__Extracted data__.
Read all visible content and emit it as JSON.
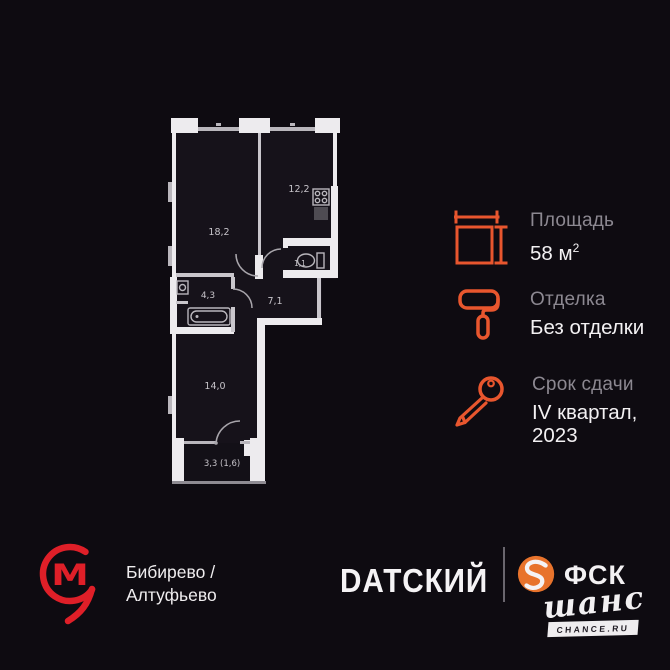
{
  "floor_plan": {
    "labels": {
      "living": "18,2",
      "kitchen": "12,2",
      "wc": "1,1",
      "bathroom": "4,3",
      "hall": "7,1",
      "bedroom": "14,0",
      "balcony": "3,3 (1,6)"
    }
  },
  "details": {
    "area": {
      "label": "Площадь",
      "value": "58 м",
      "sup": "2"
    },
    "finishing": {
      "label": "Отделка",
      "value": "Без отделки"
    },
    "deadline": {
      "label": "Срок сдачи",
      "line1": "IV квартал,",
      "line2": "2023"
    }
  },
  "footer": {
    "metro": {
      "letter": "М",
      "line1": "Бибирево /",
      "line2": "Алтуфьево"
    },
    "brand": "DАТСКИЙ",
    "developer": {
      "name": "ФСК",
      "script": "шанс",
      "site": "CHANCE.RU"
    }
  },
  "colors": {
    "background": "#0E0B11",
    "accent_orange": "#E8562E",
    "fsk_orange": "#E8732C",
    "metro_red": "#DF1F28",
    "wall_white": "#EDEBEE",
    "label_gray": "#8C8891",
    "text_white": "#F3F1F3"
  }
}
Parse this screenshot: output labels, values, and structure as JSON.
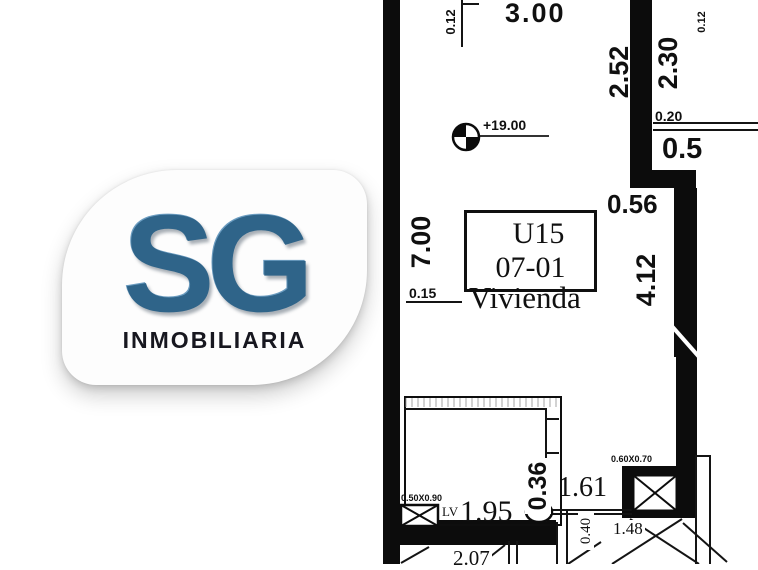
{
  "logo": {
    "initials": "SG",
    "subtitle": "INMOBILIARIA"
  },
  "colors": {
    "ink": "#0c0c0c",
    "logo_blue": "#2f6489",
    "logo_text": "#17171f",
    "paper": "#ffffff"
  },
  "plan": {
    "unit_box": {
      "line1": "U15",
      "line2": "07-01"
    },
    "room_type": "Vivienda",
    "level_mark": "+19.00",
    "dims": {
      "d012_top_left": "0.12",
      "d300_top": "3.00",
      "d252_right": "2.52",
      "d230_right": "2.30",
      "d012_top_right": "0.12",
      "d020_right": "0.20",
      "d05_right": "0.5",
      "d700_left": "7.00",
      "d056_mid": "0.56",
      "d412_mid": "4.12",
      "d015_left": "0.15",
      "d036_bath": "0.36",
      "d161_hall": "1.61",
      "shaft_size": "0.60X0.70",
      "fixture_size": "0.50X0.90",
      "fixture_label": "LV",
      "d195_bath": "1.95",
      "d040_low": "0.40",
      "d148_low": "1.48",
      "d207_bottom": "2.07"
    }
  }
}
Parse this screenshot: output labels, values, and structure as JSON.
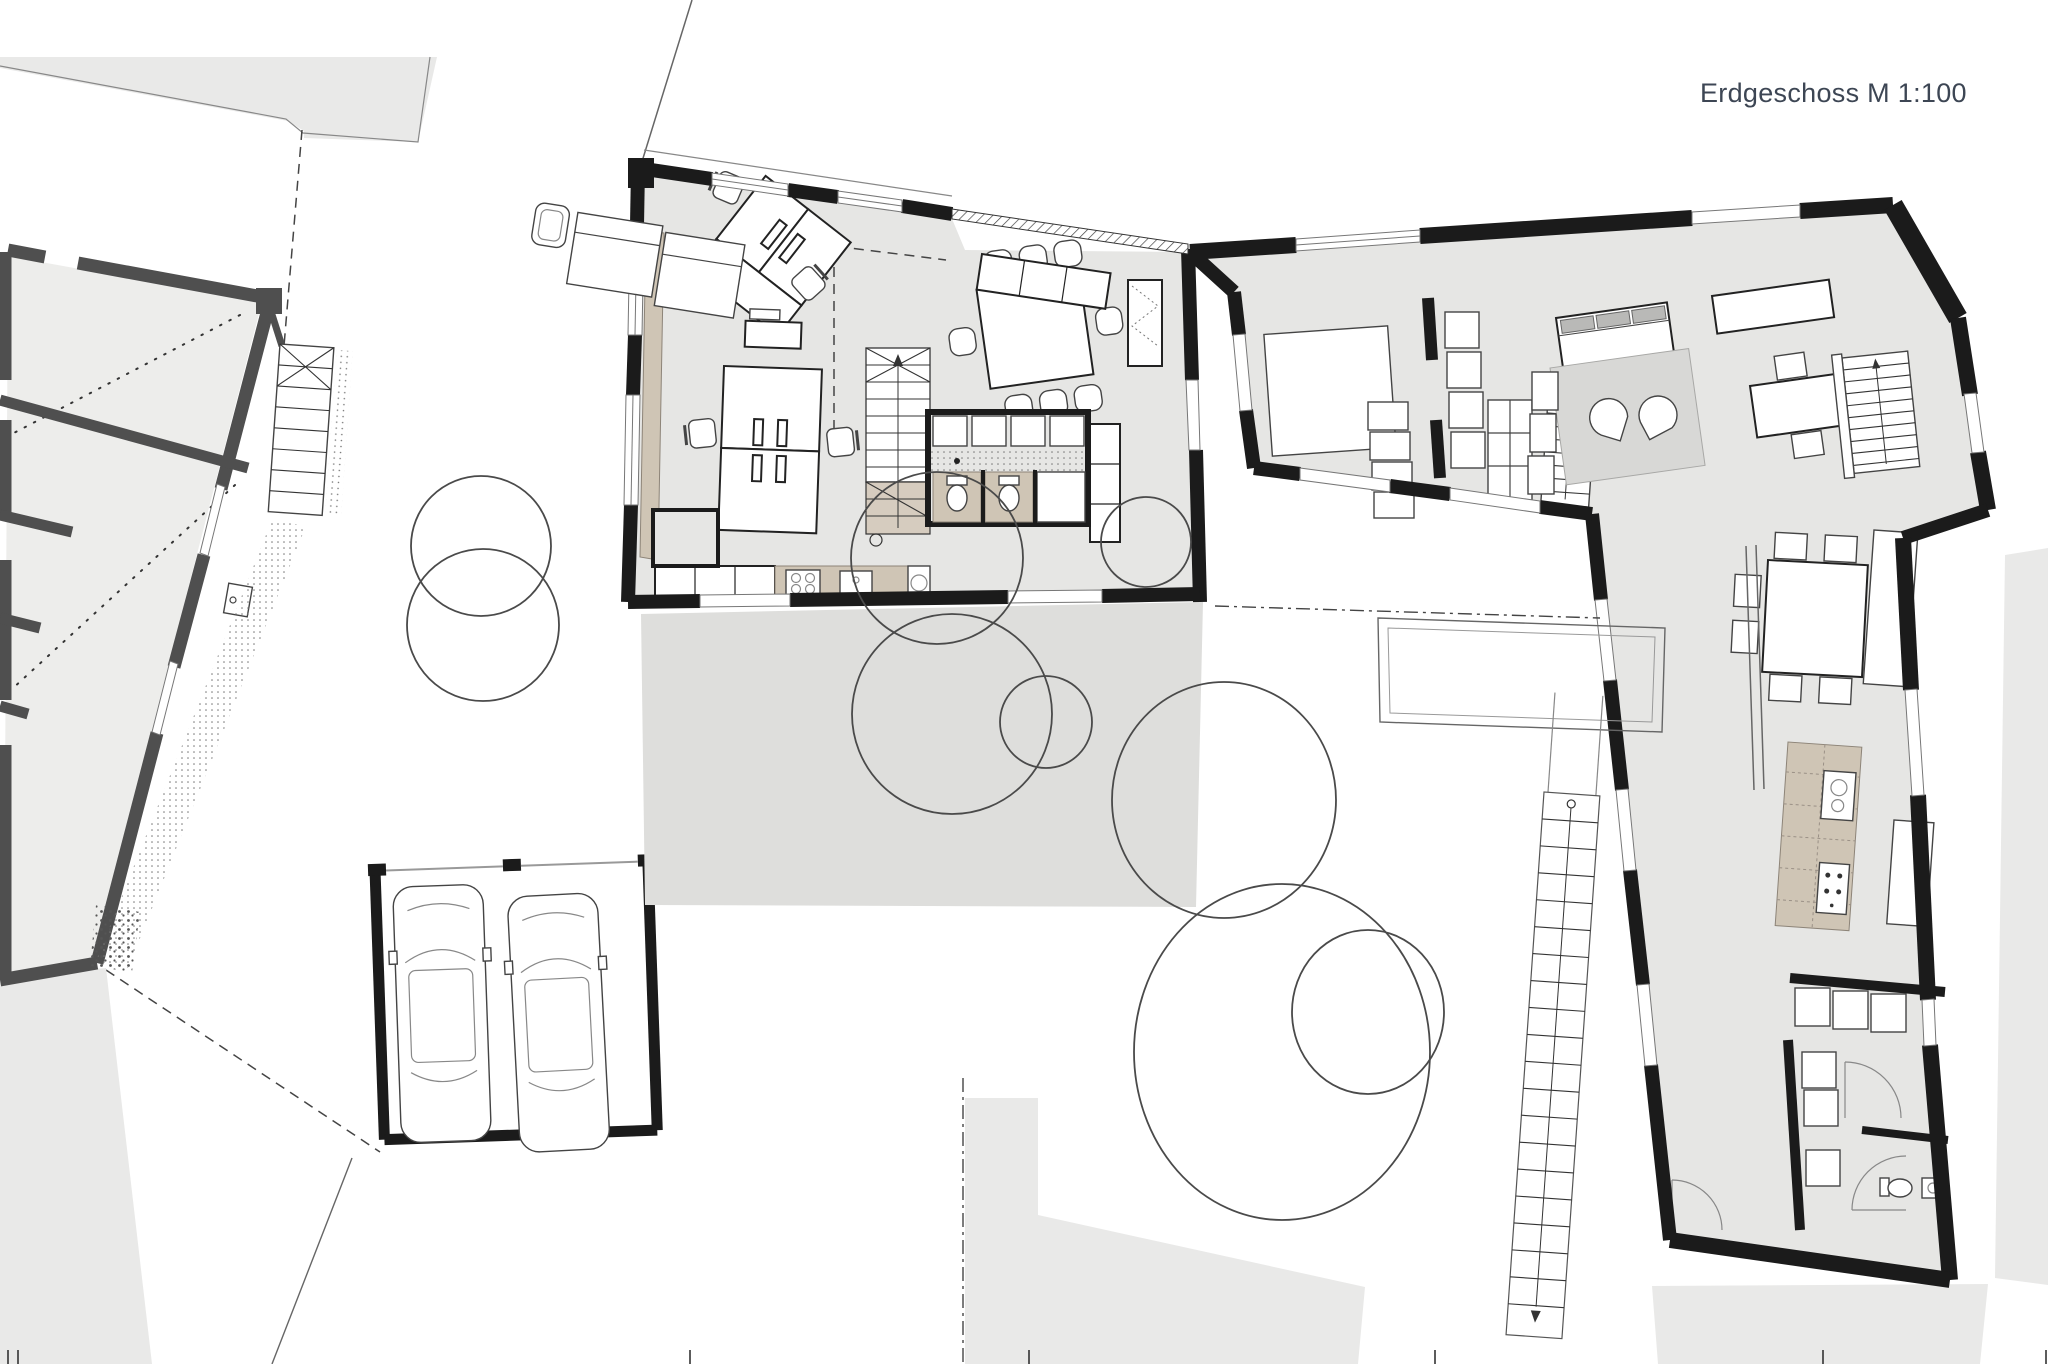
{
  "title": {
    "label": "Erdgeschoss M 1:100"
  },
  "plan": {
    "colors": {
      "wall_black": "#1b1b1b",
      "wall_gray": "#4f4f4f",
      "floor_light": "#e6e6e4",
      "floor_left": "#ededeb",
      "site_gray": "#e9e9e8",
      "terrace_gray": "#dededc",
      "wood_beige": "#cfc5b5",
      "stair_beige": "#d6ccbf",
      "rug_gray": "#d8d8d6",
      "cushion_gray": "#b9b9b7",
      "line_gray": "#666666",
      "title_color": "#3d4654"
    },
    "trees": [
      {
        "cx": 481,
        "cy": 546,
        "rx": 70,
        "ry": 70
      },
      {
        "cx": 483,
        "cy": 625,
        "rx": 76,
        "ry": 76
      },
      {
        "cx": 937,
        "cy": 558,
        "rx": 86,
        "ry": 86
      },
      {
        "cx": 952,
        "cy": 714,
        "rx": 100,
        "ry": 100
      },
      {
        "cx": 1046,
        "cy": 722,
        "rx": 46,
        "ry": 46
      },
      {
        "cx": 1146,
        "cy": 542,
        "rx": 45,
        "ry": 45
      },
      {
        "cx": 1224,
        "cy": 800,
        "rx": 112,
        "ry": 118
      },
      {
        "cx": 1282,
        "cy": 1052,
        "rx": 148,
        "ry": 168
      },
      {
        "cx": 1368,
        "cy": 1012,
        "rx": 76,
        "ry": 82
      }
    ],
    "scale_ticks_x": [
      8,
      18,
      690,
      1029,
      1435,
      1823,
      2046
    ],
    "scale_tick_y1": 1350,
    "scale_tick_y2": 1364
  }
}
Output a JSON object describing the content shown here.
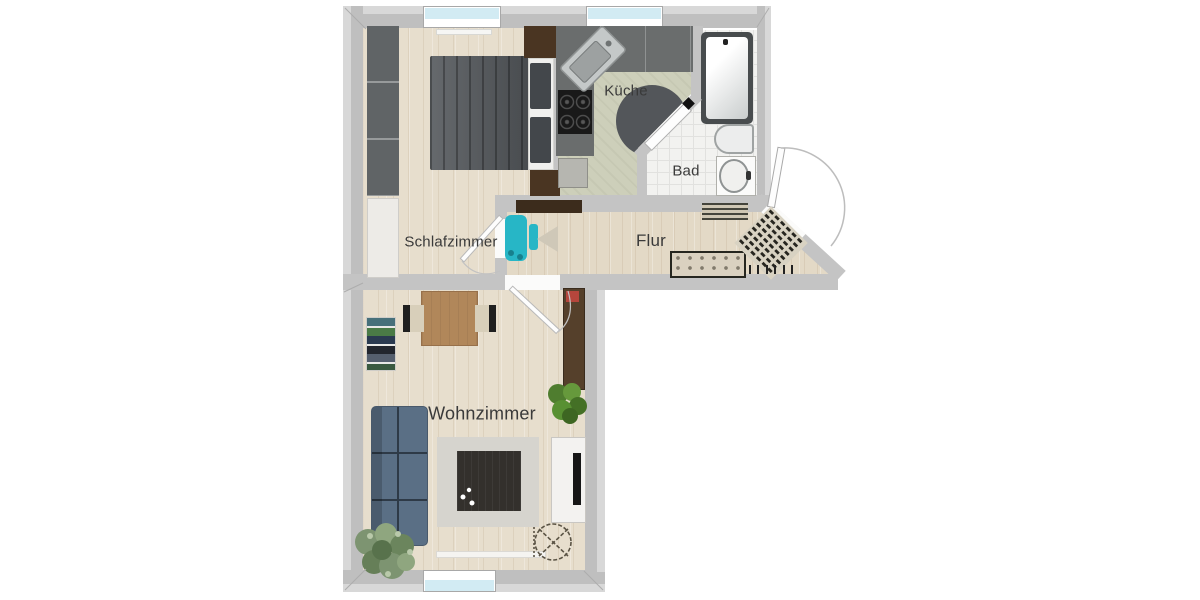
{
  "rooms": {
    "bedroom": {
      "label": "Schlafzimmer"
    },
    "kitchen": {
      "label": "Küche"
    },
    "bathroom": {
      "label": "Bad"
    },
    "hallway": {
      "label": "Flur"
    },
    "living_room": {
      "label": "Wohnzimmer"
    }
  },
  "colors": {
    "wall": "#c4c4c4",
    "wood_floor": "#e7decd",
    "kitchen_floor": "#cdcfba",
    "tile_floor": "#f2f2f0",
    "window_glass": "#d2ebf3",
    "bed": "#54585c",
    "sofa": "#5a6f85",
    "accent_teal": "#27b6c6",
    "wood_furniture": "#b1875a",
    "dark_wood": "#55402b",
    "plant_green": "#4f7d2f",
    "red_accent": "#b5463c"
  },
  "icons": {
    "bedroom": [
      "wardrobe",
      "double-bed",
      "pillows",
      "dresser",
      "bedside-cabinet",
      "side-table",
      "radiator"
    ],
    "kitchen": [
      "kitchen-counter",
      "sink",
      "cooktop",
      "corner-table",
      "appliance"
    ],
    "bathroom": [
      "bathtub",
      "toilet",
      "washbasin"
    ],
    "hallway": [
      "wall-sideboard",
      "stroller",
      "doormat",
      "entrance-mat",
      "bench",
      "coat-hooks",
      "entrance-door"
    ],
    "living_room": [
      "dining-table",
      "chair",
      "bookshelf",
      "sofa",
      "rug",
      "coffee-table",
      "plant",
      "tall-cabinet",
      "tv-sideboard",
      "ceiling-fan-symbol",
      "radiator"
    ]
  }
}
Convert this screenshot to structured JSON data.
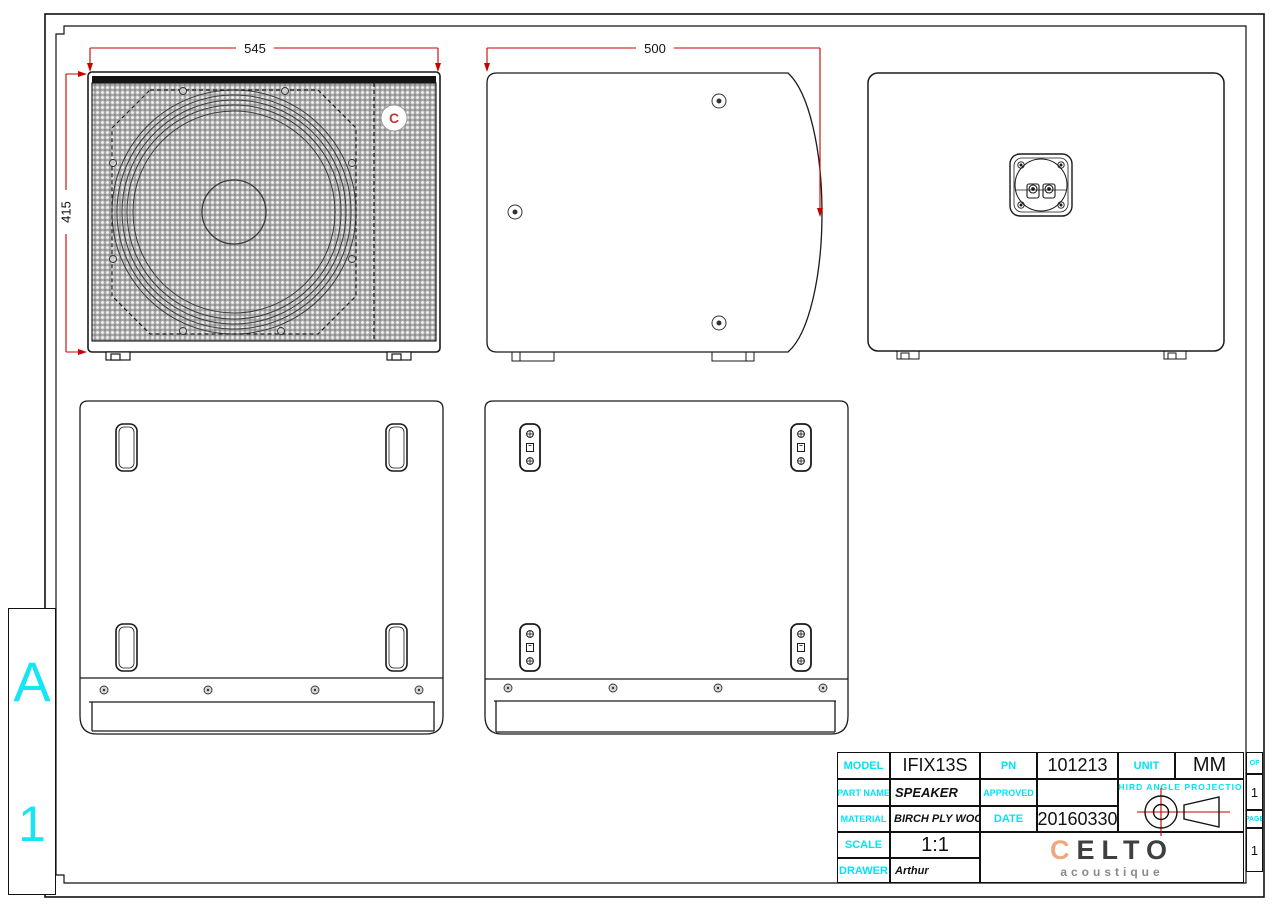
{
  "zone_panel": {
    "letter": "A",
    "number": "1"
  },
  "dimensions": {
    "front_width": "545",
    "front_height": "415",
    "side_depth": "500"
  },
  "front_view": {
    "logo_letter": "C"
  },
  "title_block": {
    "model_label": "MODEL",
    "model_value": "IFIX13S",
    "pn_label": "PN",
    "pn_value": "101213",
    "unit_label": "UNIT",
    "unit_value": "MM",
    "part_name_label": "PART NAME",
    "part_name_value": "SPEAKER",
    "approved_label": "APPROVED",
    "approved_value": "",
    "material_label": "MATERIAL",
    "material_value": "BIRCH  PLY WOOD",
    "date_label": "DATE",
    "date_value": "20160330",
    "scale_label": "SCALE",
    "scale_value": "1:1",
    "drawer_label": "DRAWER",
    "drawer_value": "Arthur",
    "projection_label": "THIRD  ANGLE  PROJECTION",
    "sheet_of_label": "OF",
    "sheet_of_value": "1",
    "sheet_page_label": "PAGE",
    "sheet_page_value": "1",
    "logo_c": "C",
    "logo_rest": "ELTO",
    "logo_sub": "acoustique"
  },
  "colors": {
    "dimension_red": "#c90000",
    "label_cyan": "#00e4f6",
    "logo_orange": "#f0a87c"
  }
}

__Given problem__. Print every entry exactly as written, without the pictures.

__Result below__.
Read all visible content and emit it as JSON.
{
  "floor_plan": {
    "labels": {
      "living": "18,2",
      "kitchen": "12,2",
      "wc": "1,1",
      "bathroom": "4,3",
      "hall": "7,1",
      "bedroom": "14,0",
      "balcony": "3,3 (1,6)"
    }
  },
  "details": {
    "area": {
      "label": "Площадь",
      "value": "58 м",
      "sup": "2"
    },
    "finishing": {
      "label": "Отделка",
      "value": "Без отделки"
    },
    "deadline": {
      "label": "Срок сдачи",
      "line1": "IV квартал,",
      "line2": "2023"
    }
  },
  "footer": {
    "metro": {
      "letter": "М",
      "line1": "Бибирево /",
      "line2": "Алтуфьево"
    },
    "brand": "DАТСКИЙ",
    "developer": {
      "name": "ФСК",
      "script": "шанс",
      "site": "CHANCE.RU"
    }
  },
  "colors": {
    "background": "#0E0B11",
    "accent_orange": "#E8562E",
    "fsk_orange": "#E8732C",
    "metro_red": "#DF1F28",
    "wall_white": "#EDEBEE",
    "label_gray": "#8C8891",
    "text_white": "#F3F1F3"
  }
}
Parse this screenshot: output labels, values, and structure as JSON.
{
  "logo": {
    "initials": "SG",
    "subtitle": "INMOBILIARIA"
  },
  "colors": {
    "ink": "#0c0c0c",
    "logo_blue": "#2f6489",
    "logo_text": "#17171f",
    "paper": "#ffffff"
  },
  "plan": {
    "unit_box": {
      "line1": "U15",
      "line2": "07-01"
    },
    "room_type": "Vivienda",
    "level_mark": "+19.00",
    "dims": {
      "d012_top_left": "0.12",
      "d300_top": "3.00",
      "d252_right": "2.52",
      "d230_right": "2.30",
      "d012_top_right": "0.12",
      "d020_right": "0.20",
      "d05_right": "0.5",
      "d700_left": "7.00",
      "d056_mid": "0.56",
      "d412_mid": "4.12",
      "d015_left": "0.15",
      "d036_bath": "0.36",
      "d161_hall": "1.61",
      "shaft_size": "0.60X0.70",
      "fixture_size": "0.50X0.90",
      "fixture_label": "LV",
      "d195_bath": "1.95",
      "d040_low": "0.40",
      "d148_low": "1.48",
      "d207_bottom": "2.07"
    }
  }
}
Parse this screenshot: output labels, values, and structure as JSON.
{
  "title": {
    "label": "Erdgeschoss M 1:100"
  },
  "plan": {
    "colors": {
      "wall_black": "#1b1b1b",
      "wall_gray": "#4f4f4f",
      "floor_light": "#e6e6e4",
      "floor_left": "#ededeb",
      "site_gray": "#e9e9e8",
      "terrace_gray": "#dededc",
      "wood_beige": "#cfc5b5",
      "stair_beige": "#d6ccbf",
      "rug_gray": "#d8d8d6",
      "cushion_gray": "#b9b9b7",
      "line_gray": "#666666",
      "title_color": "#3d4654"
    },
    "trees": [
      {
        "cx": 481,
        "cy": 546,
        "rx": 70,
        "ry": 70
      },
      {
        "cx": 483,
        "cy": 625,
        "rx": 76,
        "ry": 76
      },
      {
        "cx": 937,
        "cy": 558,
        "rx": 86,
        "ry": 86
      },
      {
        "cx": 952,
        "cy": 714,
        "rx": 100,
        "ry": 100
      },
      {
        "cx": 1046,
        "cy": 722,
        "rx": 46,
        "ry": 46
      },
      {
        "cx": 1146,
        "cy": 542,
        "rx": 45,
        "ry": 45
      },
      {
        "cx": 1224,
        "cy": 800,
        "rx": 112,
        "ry": 118
      },
      {
        "cx": 1282,
        "cy": 1052,
        "rx": 148,
        "ry": 168
      },
      {
        "cx": 1368,
        "cy": 1012,
        "rx": 76,
        "ry": 82
      }
    ],
    "scale_ticks_x": [
      8,
      18,
      690,
      1029,
      1435,
      1823,
      2046
    ],
    "scale_tick_y1": 1350,
    "scale_tick_y2": 1364
  }
}
Output a JSON object describing the content shown here.
{
  "rooms": {
    "bedroom": {
      "label": "Schlafzimmer"
    },
    "kitchen": {
      "label": "Küche"
    },
    "bathroom": {
      "label": "Bad"
    },
    "hallway": {
      "label": "Flur"
    },
    "living_room": {
      "label": "Wohnzimmer"
    }
  },
  "colors": {
    "wall": "#c4c4c4",
    "wood_floor": "#e7decd",
    "kitchen_floor": "#cdcfba",
    "tile_floor": "#f2f2f0",
    "window_glass": "#d2ebf3",
    "bed": "#54585c",
    "sofa": "#5a6f85",
    "accent_teal": "#27b6c6",
    "wood_furniture": "#b1875a",
    "dark_wood": "#55402b",
    "plant_green": "#4f7d2f",
    "red_accent": "#b5463c"
  },
  "icons": {
    "bedroom": [
      "wardrobe",
      "double-bed",
      "pillows",
      "dresser",
      "bedside-cabinet",
      "side-table",
      "radiator"
    ],
    "kitchen": [
      "kitchen-counter",
      "sink",
      "cooktop",
      "corner-table",
      "appliance"
    ],
    "bathroom": [
      "bathtub",
      "toilet",
      "washbasin"
    ],
    "hallway": [
      "wall-sideboard",
      "stroller",
      "doormat",
      "entrance-mat",
      "bench",
      "coat-hooks",
      "entrance-door"
    ],
    "living_room": [
      "dining-table",
      "chair",
      "bookshelf",
      "sofa",
      "rug",
      "coffee-table",
      "plant",
      "tall-cabinet",
      "tv-sideboard",
      "ceiling-fan-symbol",
      "radiator"
    ]
  }
}
Convert this screenshot to structured JSON data.
{
  "zone_panel": {
    "letter": "A",
    "number": "1"
  },
  "dimensions": {
    "front_width": "545",
    "front_height": "415",
    "side_depth": "500"
  },
  "front_view": {
    "logo_letter": "C"
  },
  "title_block": {
    "model_label": "MODEL",
    "model_value": "IFIX13S",
    "pn_label": "PN",
    "pn_value": "101213",
    "unit_label": "UNIT",
    "unit_value": "MM",
    "part_name_label": "PART NAME",
    "part_name_value": "SPEAKER",
    "approved_label": "APPROVED",
    "approved_value": "",
    "material_label": "MATERIAL",
    "material_value": "BIRCH  PLY WOOD",
    "date_label": "DATE",
    "date_value": "20160330",
    "scale_label": "SCALE",
    "scale_value": "1:1",
    "drawer_label": "DRAWER",
    "drawer_value": "Arthur",
    "projection_label": "THIRD  ANGLE  PROJECTION",
    "sheet_of_label": "OF",
    "sheet_of_value": "1",
    "sheet_page_label": "PAGE",
    "sheet_page_value": "1",
    "logo_c": "C",
    "logo_rest": "ELTO",
    "logo_sub": "acoustique"
  },
  "colors": {
    "dimension_red": "#c90000",
    "label_cyan": "#00e4f6",
    "logo_orange": "#f0a87c"
  }
}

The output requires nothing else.